____ Data shown

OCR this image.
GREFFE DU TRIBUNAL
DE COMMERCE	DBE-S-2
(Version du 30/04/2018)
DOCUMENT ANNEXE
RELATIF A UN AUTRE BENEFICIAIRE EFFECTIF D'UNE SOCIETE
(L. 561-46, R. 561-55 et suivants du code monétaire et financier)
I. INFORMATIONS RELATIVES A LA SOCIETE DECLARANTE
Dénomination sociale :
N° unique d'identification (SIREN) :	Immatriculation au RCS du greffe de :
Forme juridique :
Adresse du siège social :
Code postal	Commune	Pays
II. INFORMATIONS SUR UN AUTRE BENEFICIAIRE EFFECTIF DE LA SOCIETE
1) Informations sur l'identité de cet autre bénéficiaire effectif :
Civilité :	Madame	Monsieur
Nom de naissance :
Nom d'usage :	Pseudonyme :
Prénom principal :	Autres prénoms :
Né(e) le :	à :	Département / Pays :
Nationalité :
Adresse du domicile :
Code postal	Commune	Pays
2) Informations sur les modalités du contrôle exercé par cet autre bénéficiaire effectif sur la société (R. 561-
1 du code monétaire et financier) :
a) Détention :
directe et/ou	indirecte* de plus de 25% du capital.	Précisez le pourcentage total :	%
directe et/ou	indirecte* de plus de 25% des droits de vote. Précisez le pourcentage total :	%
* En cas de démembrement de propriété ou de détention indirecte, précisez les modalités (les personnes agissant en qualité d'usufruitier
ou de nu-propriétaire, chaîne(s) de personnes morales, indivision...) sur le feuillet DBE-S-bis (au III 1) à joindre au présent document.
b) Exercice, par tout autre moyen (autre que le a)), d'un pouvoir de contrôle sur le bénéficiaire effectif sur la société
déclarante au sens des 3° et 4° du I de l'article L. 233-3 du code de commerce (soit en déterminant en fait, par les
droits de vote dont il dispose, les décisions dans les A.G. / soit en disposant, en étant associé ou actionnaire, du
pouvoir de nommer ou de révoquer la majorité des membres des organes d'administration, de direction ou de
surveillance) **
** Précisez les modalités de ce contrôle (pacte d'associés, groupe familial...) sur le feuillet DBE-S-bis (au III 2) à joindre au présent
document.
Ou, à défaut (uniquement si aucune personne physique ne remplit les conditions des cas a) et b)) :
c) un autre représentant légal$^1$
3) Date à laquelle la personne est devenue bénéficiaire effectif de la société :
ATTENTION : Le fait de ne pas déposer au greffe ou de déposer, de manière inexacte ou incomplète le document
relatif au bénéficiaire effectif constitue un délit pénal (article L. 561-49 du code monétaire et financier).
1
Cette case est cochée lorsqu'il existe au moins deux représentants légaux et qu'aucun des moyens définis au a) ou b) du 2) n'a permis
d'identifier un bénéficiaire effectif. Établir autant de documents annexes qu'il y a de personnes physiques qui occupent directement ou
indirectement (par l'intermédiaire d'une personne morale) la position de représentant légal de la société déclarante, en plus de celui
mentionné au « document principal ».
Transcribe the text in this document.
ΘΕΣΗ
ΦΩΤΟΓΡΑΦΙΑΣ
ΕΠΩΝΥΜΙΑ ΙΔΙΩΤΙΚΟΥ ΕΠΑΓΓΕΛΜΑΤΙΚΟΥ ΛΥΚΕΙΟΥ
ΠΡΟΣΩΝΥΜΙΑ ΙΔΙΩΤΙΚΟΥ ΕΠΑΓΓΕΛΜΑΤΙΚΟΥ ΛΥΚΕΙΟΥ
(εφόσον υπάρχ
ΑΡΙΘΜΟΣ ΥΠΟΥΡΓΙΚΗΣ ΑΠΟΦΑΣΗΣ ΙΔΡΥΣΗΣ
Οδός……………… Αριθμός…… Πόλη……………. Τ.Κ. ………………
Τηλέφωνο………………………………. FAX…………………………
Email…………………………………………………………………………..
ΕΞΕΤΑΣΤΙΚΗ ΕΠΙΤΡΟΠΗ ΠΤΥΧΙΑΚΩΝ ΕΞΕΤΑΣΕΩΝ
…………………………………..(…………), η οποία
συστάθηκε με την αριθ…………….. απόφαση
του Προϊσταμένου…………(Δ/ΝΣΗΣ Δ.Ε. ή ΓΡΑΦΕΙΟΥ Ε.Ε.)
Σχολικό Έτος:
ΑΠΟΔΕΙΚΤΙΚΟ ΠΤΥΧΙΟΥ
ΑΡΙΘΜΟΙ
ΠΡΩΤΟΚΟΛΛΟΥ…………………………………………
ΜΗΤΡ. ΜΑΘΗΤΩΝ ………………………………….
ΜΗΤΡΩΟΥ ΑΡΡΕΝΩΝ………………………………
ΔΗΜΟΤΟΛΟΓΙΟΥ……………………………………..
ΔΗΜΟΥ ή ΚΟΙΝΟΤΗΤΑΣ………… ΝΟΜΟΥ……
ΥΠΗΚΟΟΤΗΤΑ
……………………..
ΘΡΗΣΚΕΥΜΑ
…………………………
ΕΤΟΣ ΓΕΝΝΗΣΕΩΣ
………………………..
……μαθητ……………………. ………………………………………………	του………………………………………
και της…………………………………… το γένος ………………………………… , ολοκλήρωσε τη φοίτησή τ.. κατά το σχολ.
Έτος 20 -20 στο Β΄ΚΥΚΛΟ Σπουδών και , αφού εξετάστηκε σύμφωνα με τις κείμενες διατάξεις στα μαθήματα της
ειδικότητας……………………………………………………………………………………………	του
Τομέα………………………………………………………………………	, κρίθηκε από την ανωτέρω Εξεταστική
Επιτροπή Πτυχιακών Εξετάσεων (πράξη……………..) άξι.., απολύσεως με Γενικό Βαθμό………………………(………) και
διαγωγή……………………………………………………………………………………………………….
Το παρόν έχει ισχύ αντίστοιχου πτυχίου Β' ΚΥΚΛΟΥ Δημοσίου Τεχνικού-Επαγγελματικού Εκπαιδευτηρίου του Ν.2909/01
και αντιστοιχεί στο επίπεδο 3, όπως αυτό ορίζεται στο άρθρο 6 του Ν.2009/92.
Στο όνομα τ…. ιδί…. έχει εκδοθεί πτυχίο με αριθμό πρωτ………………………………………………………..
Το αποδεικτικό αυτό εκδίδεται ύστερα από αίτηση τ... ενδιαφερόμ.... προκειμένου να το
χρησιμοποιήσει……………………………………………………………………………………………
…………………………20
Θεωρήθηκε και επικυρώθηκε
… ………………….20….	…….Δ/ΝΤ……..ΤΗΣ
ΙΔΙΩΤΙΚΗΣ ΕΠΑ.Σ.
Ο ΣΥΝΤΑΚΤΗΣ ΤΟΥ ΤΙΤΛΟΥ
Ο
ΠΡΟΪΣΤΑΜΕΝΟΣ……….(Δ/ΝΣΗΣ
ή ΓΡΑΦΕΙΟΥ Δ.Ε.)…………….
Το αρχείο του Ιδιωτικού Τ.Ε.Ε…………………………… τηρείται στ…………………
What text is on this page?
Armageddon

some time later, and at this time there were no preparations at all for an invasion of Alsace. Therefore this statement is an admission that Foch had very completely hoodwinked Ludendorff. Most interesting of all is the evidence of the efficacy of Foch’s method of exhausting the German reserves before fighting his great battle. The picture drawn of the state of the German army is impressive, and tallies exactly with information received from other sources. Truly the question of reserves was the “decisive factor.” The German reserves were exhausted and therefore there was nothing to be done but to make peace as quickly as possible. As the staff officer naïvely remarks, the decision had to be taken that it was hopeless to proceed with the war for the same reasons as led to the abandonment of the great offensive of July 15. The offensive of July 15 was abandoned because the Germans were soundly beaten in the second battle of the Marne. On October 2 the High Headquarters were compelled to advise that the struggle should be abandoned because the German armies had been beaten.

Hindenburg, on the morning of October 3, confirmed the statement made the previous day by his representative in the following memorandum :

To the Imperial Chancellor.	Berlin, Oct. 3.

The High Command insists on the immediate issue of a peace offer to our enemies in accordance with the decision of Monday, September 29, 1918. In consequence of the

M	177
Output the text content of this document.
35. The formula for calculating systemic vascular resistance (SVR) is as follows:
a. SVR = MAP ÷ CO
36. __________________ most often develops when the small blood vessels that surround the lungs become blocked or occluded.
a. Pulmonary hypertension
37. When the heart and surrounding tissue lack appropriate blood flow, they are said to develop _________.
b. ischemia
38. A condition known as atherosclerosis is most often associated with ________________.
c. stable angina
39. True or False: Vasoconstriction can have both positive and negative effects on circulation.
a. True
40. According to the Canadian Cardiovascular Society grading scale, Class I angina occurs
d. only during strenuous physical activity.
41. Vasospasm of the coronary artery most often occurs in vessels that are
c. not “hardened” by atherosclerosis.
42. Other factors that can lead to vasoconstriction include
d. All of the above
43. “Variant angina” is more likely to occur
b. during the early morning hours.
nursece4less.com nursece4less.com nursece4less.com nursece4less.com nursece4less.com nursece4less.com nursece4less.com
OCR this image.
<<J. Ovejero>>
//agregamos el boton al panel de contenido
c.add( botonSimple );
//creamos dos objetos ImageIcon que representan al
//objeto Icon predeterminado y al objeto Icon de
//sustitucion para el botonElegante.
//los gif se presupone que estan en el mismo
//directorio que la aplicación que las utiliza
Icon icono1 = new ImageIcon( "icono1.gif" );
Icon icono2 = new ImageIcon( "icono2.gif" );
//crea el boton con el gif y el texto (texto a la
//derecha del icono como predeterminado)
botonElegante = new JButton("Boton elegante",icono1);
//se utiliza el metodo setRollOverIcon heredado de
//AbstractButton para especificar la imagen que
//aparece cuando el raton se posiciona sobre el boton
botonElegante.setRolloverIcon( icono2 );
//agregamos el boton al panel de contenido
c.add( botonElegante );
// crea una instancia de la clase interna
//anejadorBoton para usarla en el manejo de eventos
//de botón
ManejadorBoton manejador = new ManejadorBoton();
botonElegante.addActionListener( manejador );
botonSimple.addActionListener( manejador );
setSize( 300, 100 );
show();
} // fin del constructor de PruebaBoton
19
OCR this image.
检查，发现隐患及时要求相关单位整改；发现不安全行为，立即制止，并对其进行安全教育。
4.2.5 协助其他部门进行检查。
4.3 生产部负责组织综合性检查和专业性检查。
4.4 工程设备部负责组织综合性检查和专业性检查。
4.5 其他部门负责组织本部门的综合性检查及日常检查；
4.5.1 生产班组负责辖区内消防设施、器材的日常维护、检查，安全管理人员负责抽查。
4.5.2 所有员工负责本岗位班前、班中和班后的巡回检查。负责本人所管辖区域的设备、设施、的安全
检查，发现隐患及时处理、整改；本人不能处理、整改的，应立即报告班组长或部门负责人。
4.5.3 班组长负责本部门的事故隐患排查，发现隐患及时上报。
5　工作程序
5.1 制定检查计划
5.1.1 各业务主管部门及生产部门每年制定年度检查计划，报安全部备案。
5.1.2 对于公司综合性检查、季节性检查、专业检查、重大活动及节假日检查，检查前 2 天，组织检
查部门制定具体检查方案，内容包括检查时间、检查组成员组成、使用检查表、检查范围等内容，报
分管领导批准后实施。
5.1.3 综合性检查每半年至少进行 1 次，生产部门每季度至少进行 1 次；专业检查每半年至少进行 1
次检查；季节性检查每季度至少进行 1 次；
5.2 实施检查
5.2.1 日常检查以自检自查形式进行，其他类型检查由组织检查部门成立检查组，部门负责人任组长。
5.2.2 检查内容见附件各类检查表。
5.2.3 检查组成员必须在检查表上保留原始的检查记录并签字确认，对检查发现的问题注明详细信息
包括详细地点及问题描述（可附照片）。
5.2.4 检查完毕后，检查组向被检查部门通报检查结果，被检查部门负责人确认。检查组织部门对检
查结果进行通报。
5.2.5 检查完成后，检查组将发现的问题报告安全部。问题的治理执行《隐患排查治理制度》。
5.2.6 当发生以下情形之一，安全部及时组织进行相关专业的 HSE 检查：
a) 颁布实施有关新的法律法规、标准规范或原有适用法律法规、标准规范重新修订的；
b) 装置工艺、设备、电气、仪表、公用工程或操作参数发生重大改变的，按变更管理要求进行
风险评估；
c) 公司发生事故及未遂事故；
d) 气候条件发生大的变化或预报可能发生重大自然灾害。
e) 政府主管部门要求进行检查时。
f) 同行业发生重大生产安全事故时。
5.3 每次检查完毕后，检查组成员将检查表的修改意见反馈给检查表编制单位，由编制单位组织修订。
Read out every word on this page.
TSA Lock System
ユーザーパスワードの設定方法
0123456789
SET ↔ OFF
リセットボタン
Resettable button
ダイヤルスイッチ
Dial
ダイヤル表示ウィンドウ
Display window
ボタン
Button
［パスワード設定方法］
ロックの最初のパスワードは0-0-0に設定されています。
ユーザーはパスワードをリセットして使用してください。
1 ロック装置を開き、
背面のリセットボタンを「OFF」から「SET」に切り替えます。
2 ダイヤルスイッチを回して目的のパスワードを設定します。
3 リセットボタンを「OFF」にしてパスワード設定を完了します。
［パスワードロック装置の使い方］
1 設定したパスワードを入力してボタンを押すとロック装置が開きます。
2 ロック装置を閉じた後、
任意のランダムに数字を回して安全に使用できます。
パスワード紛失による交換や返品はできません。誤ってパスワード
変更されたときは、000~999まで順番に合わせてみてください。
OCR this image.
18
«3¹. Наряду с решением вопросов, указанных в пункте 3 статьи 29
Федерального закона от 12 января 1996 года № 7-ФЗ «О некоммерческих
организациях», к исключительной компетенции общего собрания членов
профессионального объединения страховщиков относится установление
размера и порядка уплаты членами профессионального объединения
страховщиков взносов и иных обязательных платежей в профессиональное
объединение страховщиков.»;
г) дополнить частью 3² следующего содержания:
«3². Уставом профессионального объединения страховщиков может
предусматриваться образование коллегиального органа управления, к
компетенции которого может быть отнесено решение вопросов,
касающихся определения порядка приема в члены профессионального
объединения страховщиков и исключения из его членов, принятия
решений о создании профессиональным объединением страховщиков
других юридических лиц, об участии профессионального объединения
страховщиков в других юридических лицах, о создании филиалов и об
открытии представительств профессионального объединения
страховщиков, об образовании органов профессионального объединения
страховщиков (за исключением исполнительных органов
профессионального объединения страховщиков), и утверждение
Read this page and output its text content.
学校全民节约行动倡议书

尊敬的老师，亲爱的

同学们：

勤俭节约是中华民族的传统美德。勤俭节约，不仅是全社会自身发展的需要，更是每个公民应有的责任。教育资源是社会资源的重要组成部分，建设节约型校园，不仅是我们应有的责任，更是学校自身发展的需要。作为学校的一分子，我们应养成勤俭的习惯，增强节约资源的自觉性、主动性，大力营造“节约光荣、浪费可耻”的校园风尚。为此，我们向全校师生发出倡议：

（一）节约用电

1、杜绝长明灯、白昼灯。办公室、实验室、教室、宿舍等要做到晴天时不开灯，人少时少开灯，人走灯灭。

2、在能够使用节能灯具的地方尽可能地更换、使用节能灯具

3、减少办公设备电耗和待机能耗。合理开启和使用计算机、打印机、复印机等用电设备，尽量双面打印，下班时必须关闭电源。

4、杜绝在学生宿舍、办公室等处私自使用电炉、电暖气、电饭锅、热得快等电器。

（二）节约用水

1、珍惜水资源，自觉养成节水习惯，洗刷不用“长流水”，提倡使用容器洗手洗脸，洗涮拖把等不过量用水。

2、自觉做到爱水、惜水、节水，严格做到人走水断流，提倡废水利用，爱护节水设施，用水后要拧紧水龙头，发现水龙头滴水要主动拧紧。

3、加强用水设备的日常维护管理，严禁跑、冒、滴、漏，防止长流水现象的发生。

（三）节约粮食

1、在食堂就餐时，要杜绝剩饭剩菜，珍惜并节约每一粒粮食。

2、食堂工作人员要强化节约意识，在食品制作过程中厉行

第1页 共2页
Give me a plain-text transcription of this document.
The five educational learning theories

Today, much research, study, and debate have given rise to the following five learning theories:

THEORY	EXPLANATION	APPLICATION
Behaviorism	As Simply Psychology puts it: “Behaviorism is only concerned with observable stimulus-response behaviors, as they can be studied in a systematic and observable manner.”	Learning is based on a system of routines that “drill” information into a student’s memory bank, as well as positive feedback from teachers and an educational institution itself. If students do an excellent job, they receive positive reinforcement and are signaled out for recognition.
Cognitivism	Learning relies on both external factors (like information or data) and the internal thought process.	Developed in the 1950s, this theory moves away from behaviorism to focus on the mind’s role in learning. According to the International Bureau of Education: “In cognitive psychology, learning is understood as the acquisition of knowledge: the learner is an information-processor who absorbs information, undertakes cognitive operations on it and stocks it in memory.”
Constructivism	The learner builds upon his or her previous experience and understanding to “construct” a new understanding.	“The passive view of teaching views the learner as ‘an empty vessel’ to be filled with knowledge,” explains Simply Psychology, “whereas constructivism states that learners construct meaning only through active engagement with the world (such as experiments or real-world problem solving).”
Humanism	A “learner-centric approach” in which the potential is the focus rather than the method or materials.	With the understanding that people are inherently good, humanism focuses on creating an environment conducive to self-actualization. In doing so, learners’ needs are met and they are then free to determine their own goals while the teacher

________

**Task requirements**.
What is the number of lines above that contain "bénéficiaire"? Answer with that number only.

**Worked answer**.
6